---------- Supplied material ----------

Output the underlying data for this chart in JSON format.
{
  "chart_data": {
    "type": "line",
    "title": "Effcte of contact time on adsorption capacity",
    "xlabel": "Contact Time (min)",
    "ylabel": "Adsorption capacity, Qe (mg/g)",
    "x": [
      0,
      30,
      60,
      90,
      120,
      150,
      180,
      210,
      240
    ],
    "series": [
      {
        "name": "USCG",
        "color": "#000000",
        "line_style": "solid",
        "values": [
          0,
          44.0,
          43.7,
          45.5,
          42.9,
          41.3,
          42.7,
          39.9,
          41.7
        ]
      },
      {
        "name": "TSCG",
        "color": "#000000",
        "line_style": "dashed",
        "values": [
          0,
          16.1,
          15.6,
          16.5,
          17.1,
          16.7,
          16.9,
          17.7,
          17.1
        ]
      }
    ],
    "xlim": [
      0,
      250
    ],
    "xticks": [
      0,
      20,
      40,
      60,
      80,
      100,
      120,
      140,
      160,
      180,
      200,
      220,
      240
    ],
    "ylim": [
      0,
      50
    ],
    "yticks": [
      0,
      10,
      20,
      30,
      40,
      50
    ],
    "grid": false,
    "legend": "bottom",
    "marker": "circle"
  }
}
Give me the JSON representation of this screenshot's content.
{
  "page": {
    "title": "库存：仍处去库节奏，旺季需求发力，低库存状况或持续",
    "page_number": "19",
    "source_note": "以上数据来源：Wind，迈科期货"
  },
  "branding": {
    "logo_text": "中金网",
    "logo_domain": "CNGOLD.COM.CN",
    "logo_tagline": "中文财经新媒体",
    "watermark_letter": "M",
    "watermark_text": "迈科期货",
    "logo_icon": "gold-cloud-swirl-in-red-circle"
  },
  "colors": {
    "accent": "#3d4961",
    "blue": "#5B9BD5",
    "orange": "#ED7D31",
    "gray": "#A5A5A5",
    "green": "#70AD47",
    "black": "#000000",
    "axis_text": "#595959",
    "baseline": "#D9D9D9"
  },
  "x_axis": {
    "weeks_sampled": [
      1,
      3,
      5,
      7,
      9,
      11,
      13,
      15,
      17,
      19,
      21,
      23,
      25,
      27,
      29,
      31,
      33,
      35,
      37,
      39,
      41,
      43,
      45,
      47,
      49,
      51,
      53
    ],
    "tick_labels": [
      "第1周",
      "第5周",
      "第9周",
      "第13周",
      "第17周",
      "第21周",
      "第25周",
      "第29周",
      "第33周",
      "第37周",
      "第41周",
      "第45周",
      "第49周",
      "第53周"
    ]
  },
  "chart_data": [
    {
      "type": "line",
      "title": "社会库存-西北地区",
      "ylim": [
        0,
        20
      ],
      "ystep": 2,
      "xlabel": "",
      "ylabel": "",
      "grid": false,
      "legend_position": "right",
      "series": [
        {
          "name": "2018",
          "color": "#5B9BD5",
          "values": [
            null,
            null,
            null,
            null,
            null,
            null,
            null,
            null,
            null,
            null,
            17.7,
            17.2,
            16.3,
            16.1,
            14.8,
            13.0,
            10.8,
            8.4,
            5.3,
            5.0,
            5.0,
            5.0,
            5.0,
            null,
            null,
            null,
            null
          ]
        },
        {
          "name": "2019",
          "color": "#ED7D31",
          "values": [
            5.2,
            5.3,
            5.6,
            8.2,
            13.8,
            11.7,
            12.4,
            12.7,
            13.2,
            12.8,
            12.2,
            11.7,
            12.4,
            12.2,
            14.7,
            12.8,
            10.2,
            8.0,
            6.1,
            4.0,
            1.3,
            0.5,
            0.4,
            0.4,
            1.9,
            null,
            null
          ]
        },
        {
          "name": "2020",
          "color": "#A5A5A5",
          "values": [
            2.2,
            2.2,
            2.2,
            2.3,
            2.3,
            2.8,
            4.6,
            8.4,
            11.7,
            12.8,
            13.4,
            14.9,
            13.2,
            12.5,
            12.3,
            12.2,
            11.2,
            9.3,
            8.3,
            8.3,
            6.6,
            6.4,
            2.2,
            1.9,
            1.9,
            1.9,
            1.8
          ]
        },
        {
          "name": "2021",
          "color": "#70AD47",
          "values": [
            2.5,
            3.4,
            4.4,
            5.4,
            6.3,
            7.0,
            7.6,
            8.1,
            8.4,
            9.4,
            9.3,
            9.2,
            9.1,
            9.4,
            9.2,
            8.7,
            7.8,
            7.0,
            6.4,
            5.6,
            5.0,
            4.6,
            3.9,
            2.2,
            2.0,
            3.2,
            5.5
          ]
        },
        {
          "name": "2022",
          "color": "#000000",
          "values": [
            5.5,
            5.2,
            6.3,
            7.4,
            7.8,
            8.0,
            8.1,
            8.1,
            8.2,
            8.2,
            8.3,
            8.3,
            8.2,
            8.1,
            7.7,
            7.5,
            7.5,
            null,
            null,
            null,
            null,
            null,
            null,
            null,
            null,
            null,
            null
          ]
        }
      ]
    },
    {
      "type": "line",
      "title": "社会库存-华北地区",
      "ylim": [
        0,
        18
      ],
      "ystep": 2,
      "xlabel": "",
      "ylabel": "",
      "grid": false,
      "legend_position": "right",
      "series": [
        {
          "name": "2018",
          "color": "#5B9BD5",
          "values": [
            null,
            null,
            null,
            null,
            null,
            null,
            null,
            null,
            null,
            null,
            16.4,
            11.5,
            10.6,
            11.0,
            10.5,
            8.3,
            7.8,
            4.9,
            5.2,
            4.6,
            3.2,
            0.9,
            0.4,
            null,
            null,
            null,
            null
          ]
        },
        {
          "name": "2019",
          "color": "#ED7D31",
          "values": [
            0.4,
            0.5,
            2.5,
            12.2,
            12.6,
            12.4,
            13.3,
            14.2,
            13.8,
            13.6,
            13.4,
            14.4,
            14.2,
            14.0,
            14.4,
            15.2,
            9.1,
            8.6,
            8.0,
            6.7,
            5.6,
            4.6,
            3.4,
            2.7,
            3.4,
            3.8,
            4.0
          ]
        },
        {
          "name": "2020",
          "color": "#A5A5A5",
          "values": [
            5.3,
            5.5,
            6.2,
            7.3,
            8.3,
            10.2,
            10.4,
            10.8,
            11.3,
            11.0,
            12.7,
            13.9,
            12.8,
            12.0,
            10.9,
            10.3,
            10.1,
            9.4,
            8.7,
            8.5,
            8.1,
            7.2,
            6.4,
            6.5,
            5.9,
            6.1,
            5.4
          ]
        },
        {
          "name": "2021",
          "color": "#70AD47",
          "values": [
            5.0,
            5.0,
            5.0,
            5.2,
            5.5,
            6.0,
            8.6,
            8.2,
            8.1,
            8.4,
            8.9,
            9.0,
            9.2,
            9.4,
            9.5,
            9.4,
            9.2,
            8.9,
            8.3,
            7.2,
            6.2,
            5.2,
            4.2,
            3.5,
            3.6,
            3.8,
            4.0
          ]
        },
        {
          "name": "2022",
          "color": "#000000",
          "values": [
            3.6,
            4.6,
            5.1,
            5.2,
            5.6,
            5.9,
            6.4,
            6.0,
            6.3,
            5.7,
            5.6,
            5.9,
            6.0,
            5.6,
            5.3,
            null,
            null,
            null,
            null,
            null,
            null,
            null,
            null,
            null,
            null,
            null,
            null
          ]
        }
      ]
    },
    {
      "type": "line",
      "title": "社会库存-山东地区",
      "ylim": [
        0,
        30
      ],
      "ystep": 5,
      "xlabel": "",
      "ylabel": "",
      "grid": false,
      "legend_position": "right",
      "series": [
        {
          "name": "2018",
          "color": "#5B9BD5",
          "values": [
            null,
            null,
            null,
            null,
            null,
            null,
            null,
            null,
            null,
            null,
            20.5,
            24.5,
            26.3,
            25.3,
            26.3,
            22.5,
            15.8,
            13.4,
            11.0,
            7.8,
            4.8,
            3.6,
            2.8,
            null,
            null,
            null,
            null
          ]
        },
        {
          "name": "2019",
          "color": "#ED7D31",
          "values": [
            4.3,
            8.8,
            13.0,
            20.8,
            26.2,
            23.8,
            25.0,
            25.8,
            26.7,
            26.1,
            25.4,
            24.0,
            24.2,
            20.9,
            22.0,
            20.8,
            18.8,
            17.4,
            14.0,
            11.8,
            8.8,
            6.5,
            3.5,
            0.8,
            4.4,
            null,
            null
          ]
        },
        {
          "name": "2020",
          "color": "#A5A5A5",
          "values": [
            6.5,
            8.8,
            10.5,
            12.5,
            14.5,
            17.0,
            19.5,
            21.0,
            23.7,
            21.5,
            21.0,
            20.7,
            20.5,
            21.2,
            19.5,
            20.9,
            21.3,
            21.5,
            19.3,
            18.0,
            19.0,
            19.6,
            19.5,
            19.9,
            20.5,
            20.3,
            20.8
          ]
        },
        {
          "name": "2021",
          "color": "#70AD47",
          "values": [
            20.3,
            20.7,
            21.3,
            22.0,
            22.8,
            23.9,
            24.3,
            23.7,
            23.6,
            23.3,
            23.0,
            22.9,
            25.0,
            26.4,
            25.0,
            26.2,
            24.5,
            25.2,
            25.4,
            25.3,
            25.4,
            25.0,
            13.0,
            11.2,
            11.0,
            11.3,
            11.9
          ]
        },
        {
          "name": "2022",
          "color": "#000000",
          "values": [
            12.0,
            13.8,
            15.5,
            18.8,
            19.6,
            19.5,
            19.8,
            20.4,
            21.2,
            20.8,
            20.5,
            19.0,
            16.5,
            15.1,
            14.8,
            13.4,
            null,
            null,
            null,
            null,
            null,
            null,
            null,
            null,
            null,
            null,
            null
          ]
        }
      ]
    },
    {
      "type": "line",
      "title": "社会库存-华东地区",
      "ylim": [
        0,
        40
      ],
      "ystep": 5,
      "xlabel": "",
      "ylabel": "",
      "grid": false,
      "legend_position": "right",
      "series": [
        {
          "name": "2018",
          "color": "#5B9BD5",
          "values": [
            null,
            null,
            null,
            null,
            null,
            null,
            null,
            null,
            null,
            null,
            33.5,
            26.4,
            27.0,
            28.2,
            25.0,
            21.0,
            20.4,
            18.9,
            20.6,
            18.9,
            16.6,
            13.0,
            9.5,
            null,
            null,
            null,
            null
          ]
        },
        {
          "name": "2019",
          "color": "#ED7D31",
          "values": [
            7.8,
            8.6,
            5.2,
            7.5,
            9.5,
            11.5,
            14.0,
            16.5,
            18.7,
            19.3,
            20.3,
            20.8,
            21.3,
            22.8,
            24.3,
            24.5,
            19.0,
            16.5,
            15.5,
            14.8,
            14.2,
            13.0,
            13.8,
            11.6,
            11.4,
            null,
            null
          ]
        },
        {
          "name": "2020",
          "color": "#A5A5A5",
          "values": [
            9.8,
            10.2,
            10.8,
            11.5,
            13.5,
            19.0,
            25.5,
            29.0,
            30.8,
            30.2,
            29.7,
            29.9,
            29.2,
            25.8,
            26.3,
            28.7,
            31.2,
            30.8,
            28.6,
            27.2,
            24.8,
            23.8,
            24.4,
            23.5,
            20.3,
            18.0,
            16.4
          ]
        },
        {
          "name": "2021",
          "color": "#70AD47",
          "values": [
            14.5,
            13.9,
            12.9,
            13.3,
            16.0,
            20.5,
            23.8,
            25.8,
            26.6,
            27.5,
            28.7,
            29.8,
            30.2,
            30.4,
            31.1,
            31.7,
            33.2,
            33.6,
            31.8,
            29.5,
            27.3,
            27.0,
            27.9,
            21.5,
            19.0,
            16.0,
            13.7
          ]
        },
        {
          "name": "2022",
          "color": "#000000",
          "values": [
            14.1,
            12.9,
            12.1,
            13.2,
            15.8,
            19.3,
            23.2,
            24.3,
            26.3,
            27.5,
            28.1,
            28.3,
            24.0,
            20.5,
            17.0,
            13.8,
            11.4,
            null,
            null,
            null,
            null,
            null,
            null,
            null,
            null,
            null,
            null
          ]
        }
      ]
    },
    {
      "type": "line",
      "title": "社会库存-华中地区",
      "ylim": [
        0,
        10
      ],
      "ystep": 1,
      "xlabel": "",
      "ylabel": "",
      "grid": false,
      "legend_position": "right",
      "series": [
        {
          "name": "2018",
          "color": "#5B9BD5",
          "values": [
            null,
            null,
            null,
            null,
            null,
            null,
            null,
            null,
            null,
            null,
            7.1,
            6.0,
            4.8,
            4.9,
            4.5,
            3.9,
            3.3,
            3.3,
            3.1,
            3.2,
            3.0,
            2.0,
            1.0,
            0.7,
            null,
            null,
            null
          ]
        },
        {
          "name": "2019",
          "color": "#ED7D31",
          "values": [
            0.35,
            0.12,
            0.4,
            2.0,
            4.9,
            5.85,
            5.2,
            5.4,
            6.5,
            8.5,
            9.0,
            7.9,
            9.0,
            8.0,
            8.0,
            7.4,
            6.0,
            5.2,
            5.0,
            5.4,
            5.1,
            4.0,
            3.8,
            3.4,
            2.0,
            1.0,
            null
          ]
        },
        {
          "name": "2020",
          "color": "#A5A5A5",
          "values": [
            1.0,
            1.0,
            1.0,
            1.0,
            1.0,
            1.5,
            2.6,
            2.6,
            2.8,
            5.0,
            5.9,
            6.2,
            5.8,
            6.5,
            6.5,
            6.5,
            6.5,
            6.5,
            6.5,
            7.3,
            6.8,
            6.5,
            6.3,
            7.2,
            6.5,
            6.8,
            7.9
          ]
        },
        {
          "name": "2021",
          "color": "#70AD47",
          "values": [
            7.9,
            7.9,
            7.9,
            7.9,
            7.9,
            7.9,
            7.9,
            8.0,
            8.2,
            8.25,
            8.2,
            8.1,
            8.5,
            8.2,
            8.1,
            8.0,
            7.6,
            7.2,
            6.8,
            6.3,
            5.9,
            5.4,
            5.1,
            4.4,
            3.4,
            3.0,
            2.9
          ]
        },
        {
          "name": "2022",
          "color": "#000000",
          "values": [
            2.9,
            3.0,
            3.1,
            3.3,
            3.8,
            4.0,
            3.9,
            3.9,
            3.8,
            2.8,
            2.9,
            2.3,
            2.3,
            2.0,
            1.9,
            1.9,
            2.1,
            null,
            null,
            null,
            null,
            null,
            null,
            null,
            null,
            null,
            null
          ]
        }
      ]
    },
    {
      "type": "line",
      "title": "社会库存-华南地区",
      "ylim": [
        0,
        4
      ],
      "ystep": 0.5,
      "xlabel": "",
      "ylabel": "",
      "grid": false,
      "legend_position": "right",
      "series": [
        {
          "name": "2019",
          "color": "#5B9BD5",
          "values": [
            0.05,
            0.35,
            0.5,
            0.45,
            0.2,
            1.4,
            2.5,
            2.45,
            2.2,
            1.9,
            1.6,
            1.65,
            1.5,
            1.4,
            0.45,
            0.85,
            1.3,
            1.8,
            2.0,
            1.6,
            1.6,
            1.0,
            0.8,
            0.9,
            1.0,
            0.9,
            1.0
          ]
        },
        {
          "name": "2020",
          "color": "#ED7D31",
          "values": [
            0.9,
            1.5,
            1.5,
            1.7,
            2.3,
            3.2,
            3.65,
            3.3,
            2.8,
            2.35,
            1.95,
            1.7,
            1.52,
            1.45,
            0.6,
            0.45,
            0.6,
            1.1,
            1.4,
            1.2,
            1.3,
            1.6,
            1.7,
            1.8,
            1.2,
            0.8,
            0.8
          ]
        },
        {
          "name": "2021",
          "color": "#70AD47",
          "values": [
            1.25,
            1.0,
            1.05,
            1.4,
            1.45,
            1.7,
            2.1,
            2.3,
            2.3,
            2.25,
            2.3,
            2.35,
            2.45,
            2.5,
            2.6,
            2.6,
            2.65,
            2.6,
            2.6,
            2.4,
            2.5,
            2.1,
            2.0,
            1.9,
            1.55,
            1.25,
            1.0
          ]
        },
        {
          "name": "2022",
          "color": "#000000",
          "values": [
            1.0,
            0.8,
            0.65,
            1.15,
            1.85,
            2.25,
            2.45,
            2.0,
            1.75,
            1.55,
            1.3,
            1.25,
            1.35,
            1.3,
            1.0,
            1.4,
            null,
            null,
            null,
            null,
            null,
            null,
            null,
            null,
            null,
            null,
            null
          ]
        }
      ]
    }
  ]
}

----------

» **Task requirements**: Count the lines in the entries above that include the string "迈科期货", then give only that figure.

» **Full answer**: 2